• _CONSEGNE_
- A) Rispondi a queste domande sul brano sul revolver, una per riga:
(i) Di quanti grammi differiscono le due versioni confrontate?
(ii) Quanto è lunga, in pollici, la canna dell'arma in prova?
(iii) Quale guancetta riveste l'impugnatura?
- B) Secondo il brano sul revolver, perché l'impugnatura si sfrutta bene anche senza mani da gigante? Spiegalo in una o due frasi.
- C) Prosegui, per favore, il brano sul revolver a partire dall'ultima frase riportata.

• _BRANO CITATO_
Dopo il confronto a tu per tu con la versione con canna di 8 pollici e tre ottavi full lug con compensatore di volata a tre luci (Armi e Tiro, aprile 2013), eravamo curiosi di “assaggiare” una canna di lunghezza inferiore, tra l’altro ulteriormente alleggerita dalla carenatura corta per l’estrattore. Malgrado il diametro del manicotto copricanna in volata sia tutt’altro che trascurabile (22,2 mm), la differenza tra le due versioni è decisamente “pesante” (passateci il termine) sulla bilancia, visto che si parla di 335 grammi, tutti concentrati nella metà anteriore. Da un punto di vista pratico, questo significa che l’arma in prova ha una minore inerzia nell’andare in puntamento, richiede un minor sforzo muscolare per rimanerci e consente una maggior velocità di brandeggio, nell’eventualità in cui si ravvisi la necessità o semplicemente la voglia di ingaggiare bersagli multipli. Fermo restando che, visto che non è una .22 lr, doppiare il colpo in velocità è pressoché impossibile! E d’altro canto, i 335 grammi in meno “in punta” sono 335 grammi in meno di contrasto al rilevamento. Si trattava, a questo punto, di capire se questo aspetto fosse o meno determinante, in altre parole se avremmo concluso la sessione di tiro a farci ricucire la faccia al pronto soccorso dopo avervi estratto il mirino, oppure no…

 

Si comincia a sparare

Il primo contatto con l’arma è positivo: il tamburo ha sempre una lunghezza sconfinata, ma la canna “light” di 6,5 pollici dona al complesso un equilibrio estetico notevole. Non si può affermare che si possa scambiare questo revolver per un 29 o 629 (che resta il metro di paragone in fatto di eleganza quando si parla di grossi calibri), tuttavia si può quasi arrivare a dire che vi sia una certa grazia nell’assetto globale. L’impugnatura, vestita con guancetta monopezzo Hogue Monogrip, è ben sfruttabile anche da parte di chi non abbia mani da gigante, in quanto per precisa previsione aziendale si è scelto di adottare per questa parte le proporzioni dei telai “K” e “L”, anziché quelle del telaio “N” o superiore. Di conseguenza, si riesce ad afferrarla molto saldamente e questo è determinante per domare la bestia.

• _DATI FORNITI_

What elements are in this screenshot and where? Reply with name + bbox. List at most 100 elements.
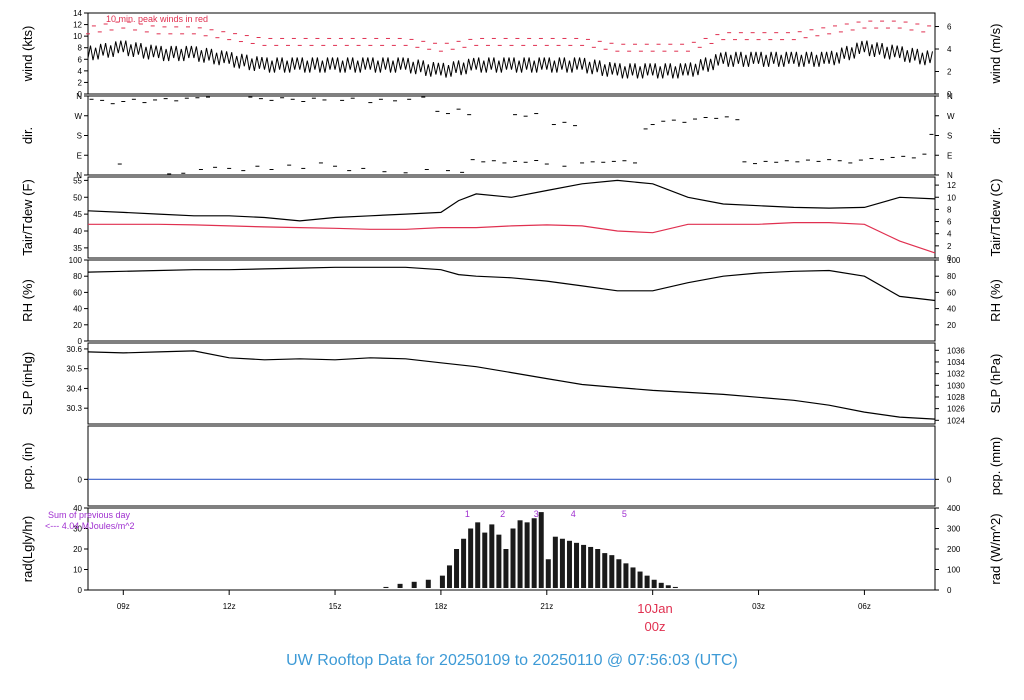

• _SOLUZIONI DELL'ESERCIZIO_
- A)
(i) 335 grammi.
(ii) 6,5 pollici.
(iii) Una guancetta monopezzo Hogue Monogrip.

- B) L'azienda ha scelto di proposito, per l'impugnatura, le proporzioni dei telai "K" e "L" anziché quelle del telaio "N" o superiore. Per questo la si riesce ad afferrare molto saldamente.

- C)
Abbiamo eseguito alcuni movimenti di salita in punteria e ridiscesa con l’arma a 45 gradi, riscontrando effettivamente una maggior familiarità rispetto alla 8 pollici e tre ottavi full lug. Per avere un riscontro il più possibile obiettivo, abbiamo scelto le medesime cartucce della volta precedente, cioè Magtech Sjsp di 400 grani. Il cane ha una cresta non larghissima, quanto piuttosto leggermente allungata all’indietro, che consente una ottima presa al pollice per l’armamento in Singola azione. Il grilletto è ampio, arcuato e liscio, più adatto al tiro in Doppia ma ben sfruttabile anche nel tiro mirato. Ok, tutto è compiuto, non resta che aumentare gradualmente la pressione sul grilletto fino al magico “kaboom!”. Il botto è poderoso, come l’altra volta, il rilevamento è repentino, ma si riesce a controllarlo impedendo che l’arma ruoti oltre i 45 gradi verso l’alto. Il calcio che si riceve sul palmo della mano è rabbioso, ma è concentrato sulla parte centrale e non si riscontra quella trazione all’anulare e al mignolo che ricordavamo con l’altro modello. Completamente mutato il comportamento in termini di fiammata: quasi assente allora, un vero lanciafiamme in questo caso, con la possibilità di distinguere nettamente tra la vampata di bocca e gli sfiati superiori. Veramente coreografica! Sarà stata l’eccitazione, sarà stato anche che non era la prima volta che ci misuravamo con il .500, sta di fatto che siamo riusciti a completare una scatola di cartucce di fila (20 cartucce, mica 50, che vi credete?). Una volta finita la scatola, abbiamo giudicato saggio astenerci da ulteriori tentativi, e l’indolenzimento al palmo della mano ci ha abbandonati, con calma, due giorni dopo!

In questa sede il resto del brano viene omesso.